Records for the exercise -
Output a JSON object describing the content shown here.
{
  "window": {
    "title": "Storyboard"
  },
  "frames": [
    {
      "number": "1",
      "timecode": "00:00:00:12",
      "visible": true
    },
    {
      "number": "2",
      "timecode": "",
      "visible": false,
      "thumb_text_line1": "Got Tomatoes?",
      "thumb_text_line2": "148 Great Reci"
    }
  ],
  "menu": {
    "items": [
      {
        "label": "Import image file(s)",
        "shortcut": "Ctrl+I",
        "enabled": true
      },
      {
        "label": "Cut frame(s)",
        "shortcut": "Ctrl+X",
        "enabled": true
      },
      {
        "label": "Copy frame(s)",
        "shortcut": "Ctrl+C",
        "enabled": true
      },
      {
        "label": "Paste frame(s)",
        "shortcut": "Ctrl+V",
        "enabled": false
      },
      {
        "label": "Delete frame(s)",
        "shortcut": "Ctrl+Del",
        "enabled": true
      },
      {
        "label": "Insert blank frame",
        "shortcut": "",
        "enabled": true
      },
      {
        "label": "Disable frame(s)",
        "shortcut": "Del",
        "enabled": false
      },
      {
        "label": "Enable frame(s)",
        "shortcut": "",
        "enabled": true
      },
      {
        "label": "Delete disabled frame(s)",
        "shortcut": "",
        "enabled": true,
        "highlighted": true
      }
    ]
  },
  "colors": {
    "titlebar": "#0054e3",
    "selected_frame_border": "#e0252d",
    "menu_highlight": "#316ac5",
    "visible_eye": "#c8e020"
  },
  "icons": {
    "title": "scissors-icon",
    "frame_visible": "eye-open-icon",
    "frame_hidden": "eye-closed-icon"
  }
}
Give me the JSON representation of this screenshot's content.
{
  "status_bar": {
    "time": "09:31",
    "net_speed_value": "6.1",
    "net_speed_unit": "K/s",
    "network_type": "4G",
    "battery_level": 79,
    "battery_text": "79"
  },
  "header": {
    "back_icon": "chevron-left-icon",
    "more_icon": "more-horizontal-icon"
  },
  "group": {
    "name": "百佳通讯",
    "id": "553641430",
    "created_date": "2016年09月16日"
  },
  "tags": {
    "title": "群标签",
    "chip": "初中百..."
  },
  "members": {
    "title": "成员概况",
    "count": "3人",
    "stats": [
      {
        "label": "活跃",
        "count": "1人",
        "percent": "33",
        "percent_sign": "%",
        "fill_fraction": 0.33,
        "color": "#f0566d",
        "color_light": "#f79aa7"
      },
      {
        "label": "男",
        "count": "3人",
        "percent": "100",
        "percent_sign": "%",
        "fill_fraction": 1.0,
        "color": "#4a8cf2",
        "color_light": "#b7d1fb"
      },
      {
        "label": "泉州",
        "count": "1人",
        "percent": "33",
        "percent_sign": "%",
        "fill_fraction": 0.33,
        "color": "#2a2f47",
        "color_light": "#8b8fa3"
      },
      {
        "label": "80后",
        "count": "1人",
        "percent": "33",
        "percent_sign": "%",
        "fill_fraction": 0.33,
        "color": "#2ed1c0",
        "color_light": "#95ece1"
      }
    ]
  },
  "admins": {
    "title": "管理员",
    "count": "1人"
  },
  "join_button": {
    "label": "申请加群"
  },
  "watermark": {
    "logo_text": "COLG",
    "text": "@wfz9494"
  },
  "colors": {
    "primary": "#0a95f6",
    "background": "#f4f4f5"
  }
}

Exercise directions - Would you copy out each line exactly as written?

Answer for this exercise -
Output a JSON object describing the content shown here.
{
  "window": {
    "title": "Storyboard"
  },
  "frames": [
    {
      "number": "1",
      "timecode": "00:00:00:12",
      "visible": true
    },
    {
      "number": "2",
      "timecode": "",
      "visible": false,
      "thumb_text_line1": "Got Tomatoes?",
      "thumb_text_line2": "148 Great Reci"
    }
  ],
  "menu": {
    "items": [
      {
        "label": "Import image file(s)",
        "shortcut": "Ctrl+I",
        "enabled": true
      },
      {
        "label": "Cut frame(s)",
        "shortcut": "Ctrl+X",
        "enabled": true
      },
      {
        "label": "Copy frame(s)",
        "shortcut": "Ctrl+C",
        "enabled": true
      },
      {
        "label": "Paste frame(s)",
        "shortcut": "Ctrl+V",
        "enabled": false
      },
      {
        "label": "Delete frame(s)",
        "shortcut": "Ctrl+Del",
        "enabled": true
      },
      {
        "label": "Insert blank frame",
        "shortcut": "",
        "enabled": true
      },
      {
        "label": "Disable frame(s)",
        "shortcut": "Del",
        "enabled": false
      },
      {
        "label": "Enable frame(s)",
        "shortcut": "",
        "enabled": true
      },
      {
        "label": "Delete disabled frame(s)",
        "shortcut": "",
        "enabled": true,
        "highlighted": true
      }
    ]
  },
  "colors": {
    "titlebar": "#0054e3",
    "selected_frame_border": "#e0252d",
    "menu_highlight": "#316ac5",
    "visible_eye": "#c8e020"
  },
  "icons": {
    "title": "scissors-icon",
    "frame_visible": "eye-open-icon",
    "frame_hidden": "eye-closed-icon"
  }
}
Give me the JSON representation of this screenshot's content.
{
  "status_bar": {
    "time": "09:31",
    "net_speed_value": "6.1",
    "net_speed_unit": "K/s",
    "network_type": "4G",
    "battery_level": 79,
    "battery_text": "79"
  },
  "header": {
    "back_icon": "chevron-left-icon",
    "more_icon": "more-horizontal-icon"
  },
  "group": {
    "name": "百佳通讯",
    "id": "553641430",
    "created_date": "2016年09月16日"
  },
  "tags": {
    "title": "群标签",
    "chip": "初中百..."
  },
  "members": {
    "title": "成员概况",
    "count": "3人",
    "stats": [
      {
        "label": "活跃",
        "count": "1人",
        "percent": "33",
        "percent_sign": "%",
        "fill_fraction": 0.33,
        "color": "#f0566d",
        "color_light": "#f79aa7"
      },
      {
        "label": "男",
        "count": "3人",
        "percent": "100",
        "percent_sign": "%",
        "fill_fraction": 1.0,
        "color": "#4a8cf2",
        "color_light": "#b7d1fb"
      },
      {
        "label": "泉州",
        "count": "1人",
        "percent": "33",
        "percent_sign": "%",
        "fill_fraction": 0.33,
        "color": "#2a2f47",
        "color_light": "#8b8fa3"
      },
      {
        "label": "80后",
        "count": "1人",
        "percent": "33",
        "percent_sign": "%",
        "fill_fraction": 0.33,
        "color": "#2ed1c0",
        "color_light": "#95ece1"
      }
    ]
  },
  "admins": {
    "title": "管理员",
    "count": "1人"
  },
  "join_button": {
    "label": "申请加群"
  },
  "watermark": {
    "logo_text": "COLG",
    "text": "@wfz9494"
  },
  "colors": {
    "primary": "#0a95f6",
    "background": "#f4f4f5"
  }
}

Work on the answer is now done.